**Problem to work on:** Collect each line containing "Friedrich".

Data entries
-.-.-
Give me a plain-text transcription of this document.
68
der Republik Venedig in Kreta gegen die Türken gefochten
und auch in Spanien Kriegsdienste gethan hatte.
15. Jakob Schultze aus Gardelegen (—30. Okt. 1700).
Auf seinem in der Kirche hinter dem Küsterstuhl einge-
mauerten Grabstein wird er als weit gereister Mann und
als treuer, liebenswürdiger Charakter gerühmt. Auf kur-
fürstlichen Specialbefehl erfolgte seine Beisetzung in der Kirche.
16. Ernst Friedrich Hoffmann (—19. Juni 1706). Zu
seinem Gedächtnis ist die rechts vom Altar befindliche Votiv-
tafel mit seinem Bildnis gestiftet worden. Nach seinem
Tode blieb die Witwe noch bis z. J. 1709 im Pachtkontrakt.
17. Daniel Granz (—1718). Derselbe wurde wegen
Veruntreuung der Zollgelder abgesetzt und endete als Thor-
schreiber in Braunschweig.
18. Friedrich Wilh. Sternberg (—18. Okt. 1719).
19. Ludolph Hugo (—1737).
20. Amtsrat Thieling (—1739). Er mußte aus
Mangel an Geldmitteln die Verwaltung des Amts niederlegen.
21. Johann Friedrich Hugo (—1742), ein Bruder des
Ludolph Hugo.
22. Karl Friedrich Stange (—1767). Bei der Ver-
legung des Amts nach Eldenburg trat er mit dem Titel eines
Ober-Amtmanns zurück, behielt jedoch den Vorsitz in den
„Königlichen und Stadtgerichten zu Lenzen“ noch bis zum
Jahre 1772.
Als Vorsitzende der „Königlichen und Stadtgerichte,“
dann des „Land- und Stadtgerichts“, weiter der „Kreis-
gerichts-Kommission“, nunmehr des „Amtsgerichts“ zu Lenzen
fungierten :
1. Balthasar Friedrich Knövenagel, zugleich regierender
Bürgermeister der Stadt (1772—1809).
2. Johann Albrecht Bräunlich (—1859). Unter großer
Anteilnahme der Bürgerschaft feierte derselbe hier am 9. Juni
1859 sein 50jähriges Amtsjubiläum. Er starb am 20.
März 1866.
-.-.-
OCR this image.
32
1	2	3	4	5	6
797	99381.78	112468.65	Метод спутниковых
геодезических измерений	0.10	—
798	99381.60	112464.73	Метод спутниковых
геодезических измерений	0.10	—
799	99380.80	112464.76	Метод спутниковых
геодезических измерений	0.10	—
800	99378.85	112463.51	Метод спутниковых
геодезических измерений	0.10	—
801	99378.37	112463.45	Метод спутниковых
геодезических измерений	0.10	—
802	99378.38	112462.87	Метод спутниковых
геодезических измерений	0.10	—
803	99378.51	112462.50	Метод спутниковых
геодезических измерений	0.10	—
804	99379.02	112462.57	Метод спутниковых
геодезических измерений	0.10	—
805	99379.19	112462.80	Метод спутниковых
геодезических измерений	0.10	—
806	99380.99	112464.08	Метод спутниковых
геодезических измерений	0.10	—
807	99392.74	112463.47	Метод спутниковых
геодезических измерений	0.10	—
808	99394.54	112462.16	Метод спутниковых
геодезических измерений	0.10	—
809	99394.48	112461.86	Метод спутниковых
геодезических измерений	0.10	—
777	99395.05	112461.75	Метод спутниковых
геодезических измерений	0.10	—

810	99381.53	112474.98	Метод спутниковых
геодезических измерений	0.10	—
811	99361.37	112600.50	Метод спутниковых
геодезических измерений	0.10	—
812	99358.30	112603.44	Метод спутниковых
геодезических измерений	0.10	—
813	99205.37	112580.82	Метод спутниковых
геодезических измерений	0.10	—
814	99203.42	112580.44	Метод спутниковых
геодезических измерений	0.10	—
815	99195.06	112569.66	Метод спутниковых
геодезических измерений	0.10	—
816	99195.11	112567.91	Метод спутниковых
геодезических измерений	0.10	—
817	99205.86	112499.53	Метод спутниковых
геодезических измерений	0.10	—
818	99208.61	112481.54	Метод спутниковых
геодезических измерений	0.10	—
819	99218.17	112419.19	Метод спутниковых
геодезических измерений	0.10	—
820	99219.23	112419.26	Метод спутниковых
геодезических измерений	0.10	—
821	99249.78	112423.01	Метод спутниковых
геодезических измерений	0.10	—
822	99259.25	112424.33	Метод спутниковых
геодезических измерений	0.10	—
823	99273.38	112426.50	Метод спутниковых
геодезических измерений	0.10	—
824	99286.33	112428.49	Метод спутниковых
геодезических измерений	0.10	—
-.-.-
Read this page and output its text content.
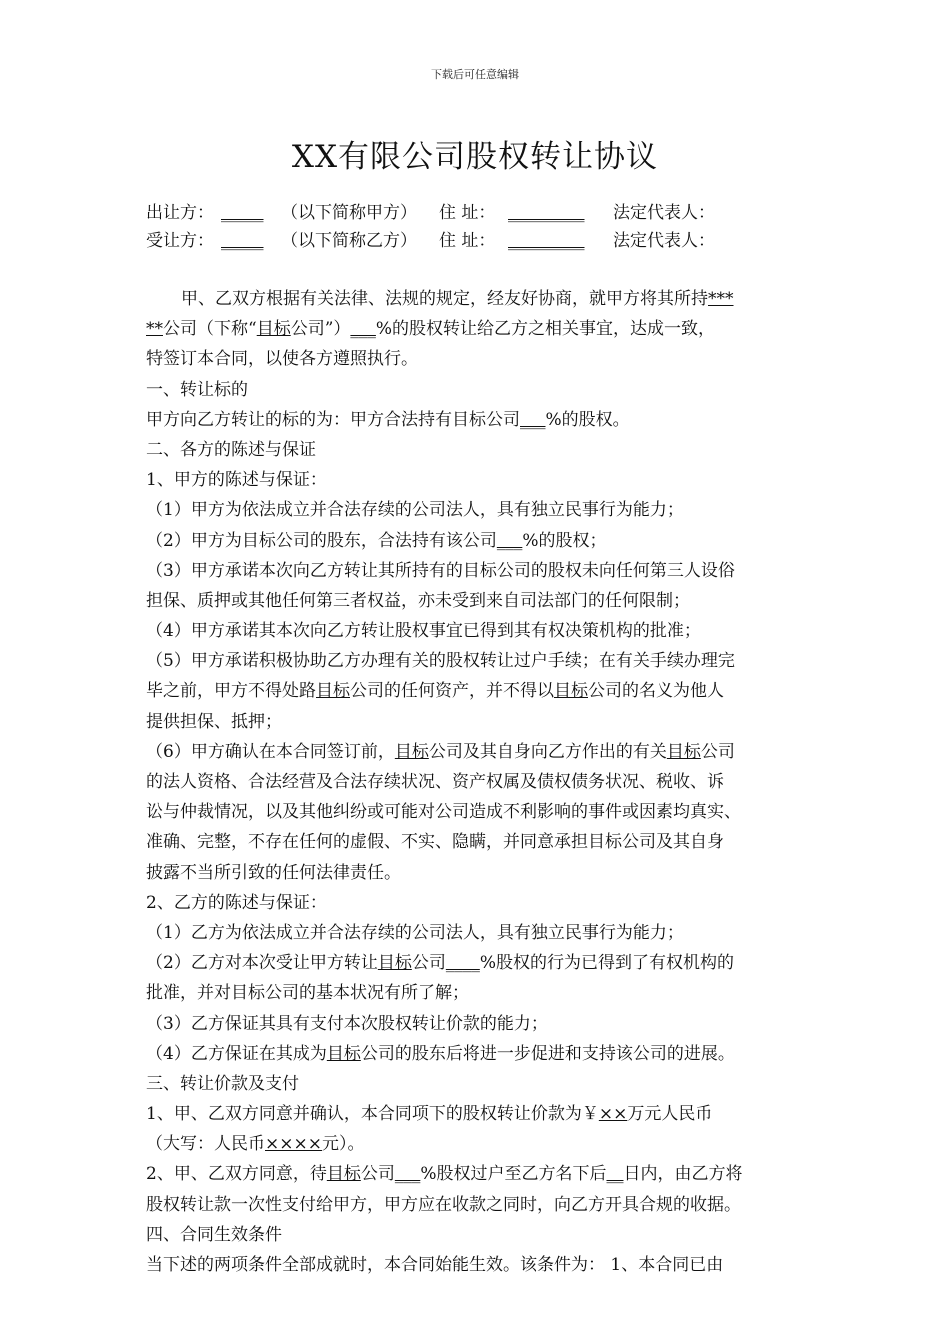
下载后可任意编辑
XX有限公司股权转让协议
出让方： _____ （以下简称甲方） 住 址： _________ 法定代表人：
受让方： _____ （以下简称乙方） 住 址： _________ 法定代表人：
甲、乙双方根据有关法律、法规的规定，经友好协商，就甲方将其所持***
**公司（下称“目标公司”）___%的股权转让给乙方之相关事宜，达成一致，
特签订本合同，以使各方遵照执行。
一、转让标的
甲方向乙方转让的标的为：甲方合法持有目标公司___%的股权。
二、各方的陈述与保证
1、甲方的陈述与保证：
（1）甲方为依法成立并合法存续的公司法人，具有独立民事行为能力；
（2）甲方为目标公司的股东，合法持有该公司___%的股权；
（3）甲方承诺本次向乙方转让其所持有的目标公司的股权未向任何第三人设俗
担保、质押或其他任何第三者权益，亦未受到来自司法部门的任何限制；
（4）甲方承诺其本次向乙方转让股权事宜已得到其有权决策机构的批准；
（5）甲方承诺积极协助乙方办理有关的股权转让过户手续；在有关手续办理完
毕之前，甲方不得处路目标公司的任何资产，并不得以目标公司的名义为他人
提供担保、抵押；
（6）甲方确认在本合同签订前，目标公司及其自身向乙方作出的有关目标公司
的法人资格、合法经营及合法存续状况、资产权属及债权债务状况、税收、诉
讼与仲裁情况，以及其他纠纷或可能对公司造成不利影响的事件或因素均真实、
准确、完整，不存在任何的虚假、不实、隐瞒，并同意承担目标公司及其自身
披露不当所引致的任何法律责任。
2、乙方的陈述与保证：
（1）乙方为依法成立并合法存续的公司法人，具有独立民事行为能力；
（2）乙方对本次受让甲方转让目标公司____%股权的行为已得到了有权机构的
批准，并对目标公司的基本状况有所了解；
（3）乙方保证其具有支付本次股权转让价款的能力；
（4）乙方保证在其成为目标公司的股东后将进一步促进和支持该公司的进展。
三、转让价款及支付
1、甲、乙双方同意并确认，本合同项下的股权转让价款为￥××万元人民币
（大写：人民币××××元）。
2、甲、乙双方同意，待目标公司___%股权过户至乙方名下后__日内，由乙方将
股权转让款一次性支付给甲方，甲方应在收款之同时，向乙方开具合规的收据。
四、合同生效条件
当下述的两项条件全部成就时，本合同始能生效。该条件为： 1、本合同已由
-.-.-
**Finished exercise:**
16. Ernst Friedrich Hoffmann (—19. Juni 1706). Zu
18. Friedrich Wilh. Sternberg (—18. Okt. 1719).
21. Johann Friedrich Hugo (—1742), ein Bruder des
22. Karl Friedrich Stange (—1767). Bei der Ver-
1. Balthasar Friedrich Knövenagel, zugleich regierender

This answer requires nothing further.